Saved entries:
[Begin]

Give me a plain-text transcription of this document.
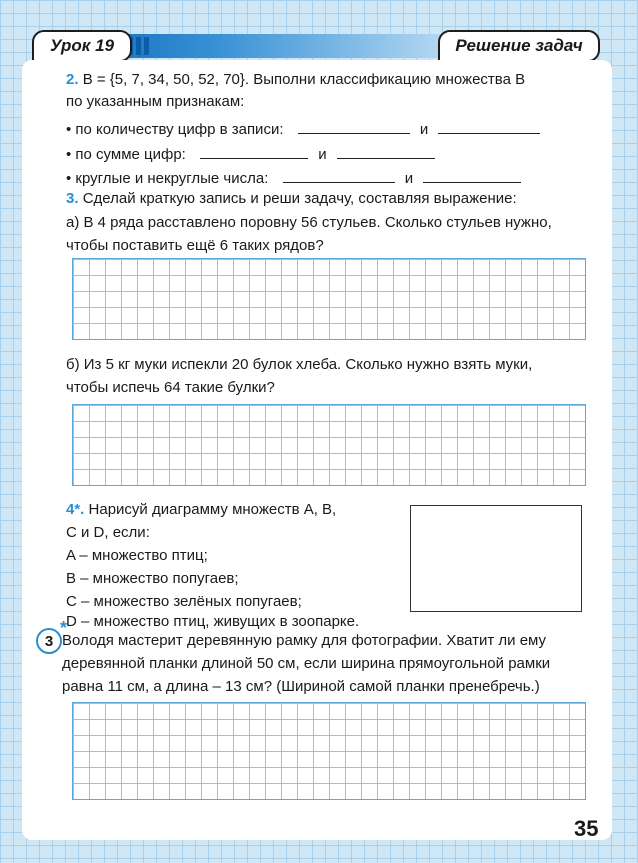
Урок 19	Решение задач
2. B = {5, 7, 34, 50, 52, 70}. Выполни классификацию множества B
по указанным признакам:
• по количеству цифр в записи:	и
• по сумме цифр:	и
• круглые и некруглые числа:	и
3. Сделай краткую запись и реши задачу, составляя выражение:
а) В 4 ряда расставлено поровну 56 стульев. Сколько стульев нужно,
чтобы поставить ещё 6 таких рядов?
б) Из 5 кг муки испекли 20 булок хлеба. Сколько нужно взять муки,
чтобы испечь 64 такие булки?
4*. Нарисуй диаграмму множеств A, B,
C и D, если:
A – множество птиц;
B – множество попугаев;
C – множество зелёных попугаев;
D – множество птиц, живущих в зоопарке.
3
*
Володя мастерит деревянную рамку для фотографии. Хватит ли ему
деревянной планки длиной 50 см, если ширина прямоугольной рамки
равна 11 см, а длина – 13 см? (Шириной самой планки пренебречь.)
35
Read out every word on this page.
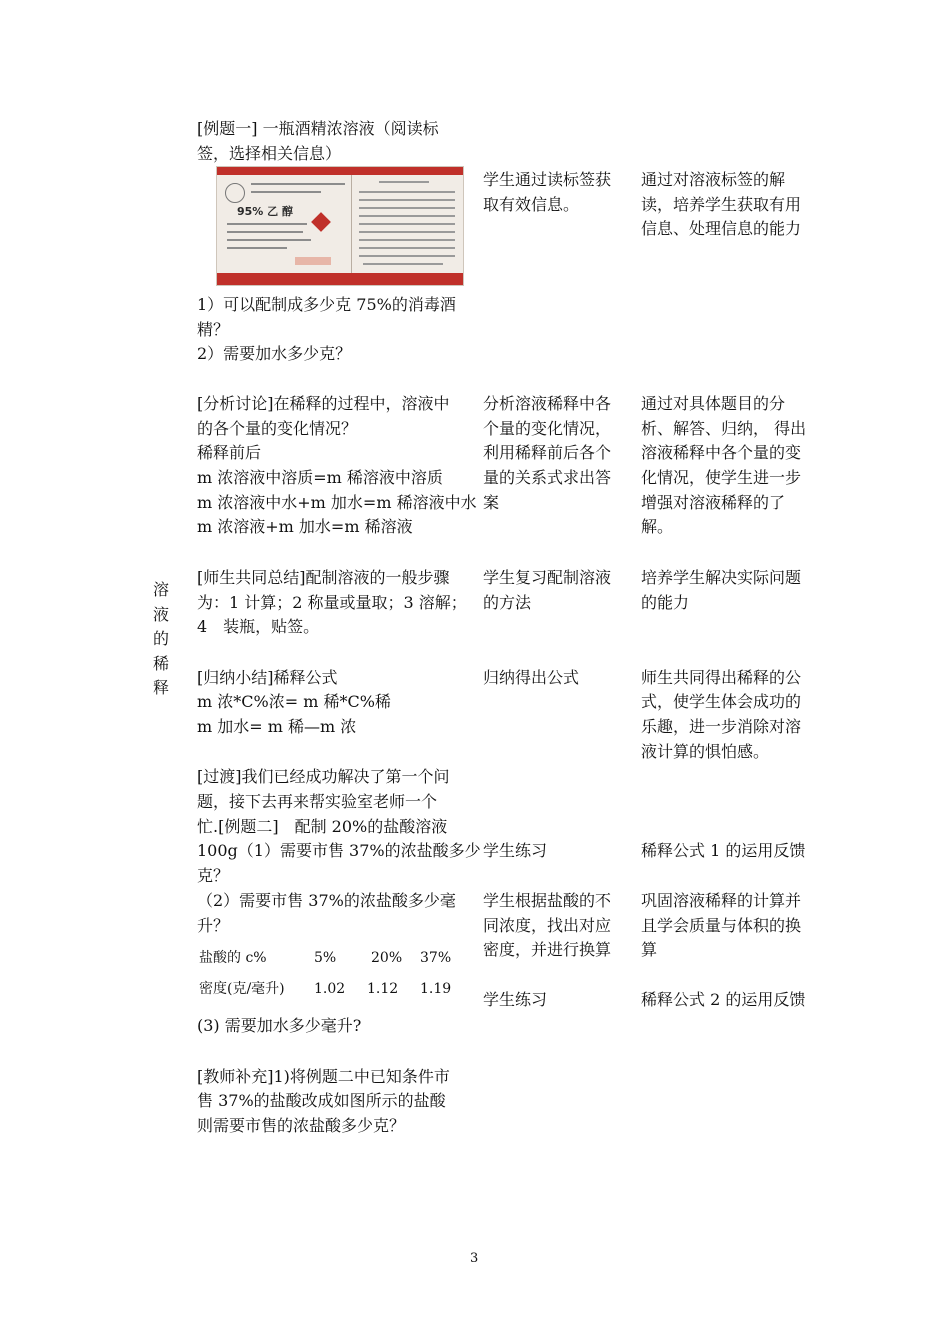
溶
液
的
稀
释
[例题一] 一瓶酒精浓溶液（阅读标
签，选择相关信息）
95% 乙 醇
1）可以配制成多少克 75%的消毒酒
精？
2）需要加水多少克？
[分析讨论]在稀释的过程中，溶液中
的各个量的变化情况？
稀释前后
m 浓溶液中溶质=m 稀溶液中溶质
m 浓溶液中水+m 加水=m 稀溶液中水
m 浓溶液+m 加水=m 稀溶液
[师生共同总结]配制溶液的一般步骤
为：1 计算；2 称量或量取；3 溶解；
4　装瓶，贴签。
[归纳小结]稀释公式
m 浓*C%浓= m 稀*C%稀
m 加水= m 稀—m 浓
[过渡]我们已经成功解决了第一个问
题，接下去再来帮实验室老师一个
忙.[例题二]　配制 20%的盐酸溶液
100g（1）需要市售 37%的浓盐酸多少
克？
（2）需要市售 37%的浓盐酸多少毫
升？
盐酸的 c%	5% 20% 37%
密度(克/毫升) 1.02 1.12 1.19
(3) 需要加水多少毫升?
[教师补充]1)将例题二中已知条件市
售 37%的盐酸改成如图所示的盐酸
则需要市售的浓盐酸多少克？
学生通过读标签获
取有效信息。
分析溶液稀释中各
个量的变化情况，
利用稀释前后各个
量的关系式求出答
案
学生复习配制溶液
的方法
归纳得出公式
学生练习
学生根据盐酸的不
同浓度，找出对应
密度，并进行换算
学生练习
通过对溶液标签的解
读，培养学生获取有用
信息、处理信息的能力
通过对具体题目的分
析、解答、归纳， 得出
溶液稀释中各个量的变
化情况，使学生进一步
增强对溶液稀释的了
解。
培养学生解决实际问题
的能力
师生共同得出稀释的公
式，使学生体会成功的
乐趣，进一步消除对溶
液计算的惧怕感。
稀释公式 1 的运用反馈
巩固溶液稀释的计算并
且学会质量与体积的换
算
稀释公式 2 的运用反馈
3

[End]
[Begin]

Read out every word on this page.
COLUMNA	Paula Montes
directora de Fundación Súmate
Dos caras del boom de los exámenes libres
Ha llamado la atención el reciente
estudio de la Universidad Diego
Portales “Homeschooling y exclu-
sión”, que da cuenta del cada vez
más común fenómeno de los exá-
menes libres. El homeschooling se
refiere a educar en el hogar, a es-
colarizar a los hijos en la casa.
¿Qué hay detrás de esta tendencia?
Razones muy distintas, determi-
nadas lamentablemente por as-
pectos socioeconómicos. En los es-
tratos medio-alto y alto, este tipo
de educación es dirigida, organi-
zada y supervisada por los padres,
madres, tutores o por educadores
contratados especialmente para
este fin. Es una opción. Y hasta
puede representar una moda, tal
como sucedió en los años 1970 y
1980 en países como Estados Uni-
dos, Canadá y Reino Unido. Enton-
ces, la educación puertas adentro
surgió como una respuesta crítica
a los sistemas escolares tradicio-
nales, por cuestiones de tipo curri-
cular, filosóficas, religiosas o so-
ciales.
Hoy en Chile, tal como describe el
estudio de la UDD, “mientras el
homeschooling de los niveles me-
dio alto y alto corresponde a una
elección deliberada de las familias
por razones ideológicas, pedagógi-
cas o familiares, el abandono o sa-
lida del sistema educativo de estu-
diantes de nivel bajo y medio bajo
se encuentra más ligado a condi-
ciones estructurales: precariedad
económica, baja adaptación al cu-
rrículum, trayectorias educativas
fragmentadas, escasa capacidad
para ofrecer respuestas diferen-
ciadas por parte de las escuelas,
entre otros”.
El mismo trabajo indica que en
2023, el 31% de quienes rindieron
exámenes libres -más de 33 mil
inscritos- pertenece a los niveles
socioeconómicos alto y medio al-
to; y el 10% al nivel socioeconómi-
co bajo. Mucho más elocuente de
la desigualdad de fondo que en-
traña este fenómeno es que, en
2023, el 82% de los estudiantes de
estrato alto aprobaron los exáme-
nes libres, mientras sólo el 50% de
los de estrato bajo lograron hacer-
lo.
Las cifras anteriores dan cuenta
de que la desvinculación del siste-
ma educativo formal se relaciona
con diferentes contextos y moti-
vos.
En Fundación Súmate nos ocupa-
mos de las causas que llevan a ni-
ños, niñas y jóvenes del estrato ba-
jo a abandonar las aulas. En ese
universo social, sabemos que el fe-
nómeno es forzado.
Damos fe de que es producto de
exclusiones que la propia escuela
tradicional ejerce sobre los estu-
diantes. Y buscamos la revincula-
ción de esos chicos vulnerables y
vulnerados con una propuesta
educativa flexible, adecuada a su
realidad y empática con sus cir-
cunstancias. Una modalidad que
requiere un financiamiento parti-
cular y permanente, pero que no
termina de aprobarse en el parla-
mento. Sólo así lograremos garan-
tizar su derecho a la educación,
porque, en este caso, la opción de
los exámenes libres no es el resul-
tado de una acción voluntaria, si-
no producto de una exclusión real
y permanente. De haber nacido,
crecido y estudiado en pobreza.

[End]

== TASK TO COMPLETE ==
Count up the lines in the listing that hold the word "niveles", and give that number only.

== FULL RESPONSE ==
2